**Task brief**
Every line below should be repeated exactly.

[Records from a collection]
↓
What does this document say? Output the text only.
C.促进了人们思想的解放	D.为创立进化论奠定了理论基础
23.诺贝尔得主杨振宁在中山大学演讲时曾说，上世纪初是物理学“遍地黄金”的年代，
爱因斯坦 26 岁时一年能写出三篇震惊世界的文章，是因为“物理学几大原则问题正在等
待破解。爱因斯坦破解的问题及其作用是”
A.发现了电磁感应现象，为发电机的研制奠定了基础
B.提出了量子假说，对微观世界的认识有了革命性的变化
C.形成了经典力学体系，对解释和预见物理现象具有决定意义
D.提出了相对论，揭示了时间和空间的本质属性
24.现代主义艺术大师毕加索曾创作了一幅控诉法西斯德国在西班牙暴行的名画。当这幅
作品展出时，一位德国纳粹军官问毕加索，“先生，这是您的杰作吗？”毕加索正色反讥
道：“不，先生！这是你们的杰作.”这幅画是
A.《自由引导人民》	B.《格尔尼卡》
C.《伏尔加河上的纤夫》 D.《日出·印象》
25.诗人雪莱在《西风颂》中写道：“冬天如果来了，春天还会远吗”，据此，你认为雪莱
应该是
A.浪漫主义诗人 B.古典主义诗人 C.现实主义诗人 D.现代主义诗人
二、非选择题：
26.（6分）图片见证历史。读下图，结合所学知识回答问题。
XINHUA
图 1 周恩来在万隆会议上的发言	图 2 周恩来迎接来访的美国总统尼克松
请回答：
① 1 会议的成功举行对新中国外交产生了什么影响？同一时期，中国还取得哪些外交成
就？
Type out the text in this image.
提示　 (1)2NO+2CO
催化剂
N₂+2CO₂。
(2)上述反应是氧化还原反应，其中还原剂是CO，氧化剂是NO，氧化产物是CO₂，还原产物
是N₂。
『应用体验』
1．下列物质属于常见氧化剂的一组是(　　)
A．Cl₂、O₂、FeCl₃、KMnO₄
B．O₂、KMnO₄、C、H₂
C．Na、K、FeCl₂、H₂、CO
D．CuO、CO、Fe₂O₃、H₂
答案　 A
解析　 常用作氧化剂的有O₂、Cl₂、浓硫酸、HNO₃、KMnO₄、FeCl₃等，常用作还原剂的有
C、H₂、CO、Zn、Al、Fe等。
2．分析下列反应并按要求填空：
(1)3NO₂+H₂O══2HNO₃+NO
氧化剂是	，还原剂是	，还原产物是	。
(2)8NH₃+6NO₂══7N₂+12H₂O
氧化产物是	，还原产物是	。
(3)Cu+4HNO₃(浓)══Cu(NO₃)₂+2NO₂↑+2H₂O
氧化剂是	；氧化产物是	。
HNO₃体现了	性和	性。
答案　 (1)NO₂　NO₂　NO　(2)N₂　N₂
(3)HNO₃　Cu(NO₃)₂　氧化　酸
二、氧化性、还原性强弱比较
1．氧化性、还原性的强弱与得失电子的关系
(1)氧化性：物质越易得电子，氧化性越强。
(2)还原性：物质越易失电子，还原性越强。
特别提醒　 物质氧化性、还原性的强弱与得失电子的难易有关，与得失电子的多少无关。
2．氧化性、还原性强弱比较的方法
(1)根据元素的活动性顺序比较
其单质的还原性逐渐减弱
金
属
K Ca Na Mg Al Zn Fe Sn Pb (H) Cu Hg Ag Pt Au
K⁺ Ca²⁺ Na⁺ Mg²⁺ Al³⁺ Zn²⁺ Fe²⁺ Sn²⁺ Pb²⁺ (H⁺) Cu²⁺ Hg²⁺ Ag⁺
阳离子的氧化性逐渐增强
↑
**Expected answer**
What does this document say? Output the text only.
C.促进了人们思想的解放	D.为创立进化论奠定了理论基础
23.诺贝尔得主杨振宁在中山大学演讲时曾说，上世纪初是物理学“遍地黄金”的年代，
爱因斯坦 26 岁时一年能写出三篇震惊世界的文章，是因为“物理学几大原则问题正在等
待破解。爱因斯坦破解的问题及其作用是”
A.发现了电磁感应现象，为发电机的研制奠定了基础
B.提出了量子假说，对微观世界的认识有了革命性的变化
C.形成了经典力学体系，对解释和预见物理现象具有决定意义
D.提出了相对论，揭示了时间和空间的本质属性
24.现代主义艺术大师毕加索曾创作了一幅控诉法西斯德国在西班牙暴行的名画。当这幅
作品展出时，一位德国纳粹军官问毕加索，“先生，这是您的杰作吗？”毕加索正色反讥
道：“不，先生！这是你们的杰作.”这幅画是
A.《自由引导人民》	B.《格尔尼卡》
C.《伏尔加河上的纤夫》 D.《日出·印象》
25.诗人雪莱在《西风颂》中写道：“冬天如果来了，春天还会远吗”，据此，你认为雪莱
应该是
A.浪漫主义诗人 B.古典主义诗人 C.现实主义诗人 D.现代主义诗人
二、非选择题：
26.（6分）图片见证历史。读下图，结合所学知识回答问题。
XINHUA
图 1 周恩来在万隆会议上的发言	图 2 周恩来迎接来访的美国总统尼克松
请回答：
① 1 会议的成功举行对新中国外交产生了什么影响？同一时期，中国还取得哪些外交成
就？
Type out the text in this image.
提示　 (1)2NO+2CO
催化剂
N₂+2CO₂。
(2)上述反应是氧化还原反应，其中还原剂是CO，氧化剂是NO，氧化产物是CO₂，还原产物
是N₂。
『应用体验』
1．下列物质属于常见氧化剂的一组是(　　)
A．Cl₂、O₂、FeCl₃、KMnO₄
B．O₂、KMnO₄、C、H₂
C．Na、K、FeCl₂、H₂、CO
D．CuO、CO、Fe₂O₃、H₂
答案　 A
解析　 常用作氧化剂的有O₂、Cl₂、浓硫酸、HNO₃、KMnO₄、FeCl₃等，常用作还原剂的有
C、H₂、CO、Zn、Al、Fe等。
2．分析下列反应并按要求填空：
(1)3NO₂+H₂O══2HNO₃+NO
氧化剂是	，还原剂是	，还原产物是	。
(2)8NH₃+6NO₂══7N₂+12H₂O
氧化产物是	，还原产物是	。
(3)Cu+4HNO₃(浓)══Cu(NO₃)₂+2NO₂↑+2H₂O
氧化剂是	；氧化产物是	。
HNO₃体现了	性和	性。
答案　 (1)NO₂　NO₂　NO　(2)N₂　N₂
(3)HNO₃　Cu(NO₃)₂　氧化　酸
二、氧化性、还原性强弱比较
1．氧化性、还原性的强弱与得失电子的关系
(1)氧化性：物质越易得电子，氧化性越强。
(2)还原性：物质越易失电子，还原性越强。
特别提醒　 物质氧化性、还原性的强弱与得失电子的难易有关，与得失电子的多少无关。
2．氧化性、还原性强弱比较的方法
(1)根据元素的活动性顺序比较
其单质的还原性逐渐减弱
金
属
K Ca Na Mg Al Zn Fe Sn Pb (H) Cu Hg Ag Pt Au
K⁺ Ca²⁺ Na⁺ Mg²⁺ Al³⁺ Zn²⁺ Fe²⁺ Sn²⁺ Pb²⁺ (H⁺) Cu²⁺ Hg²⁺ Ag⁺
阳离子的氧化性逐渐增强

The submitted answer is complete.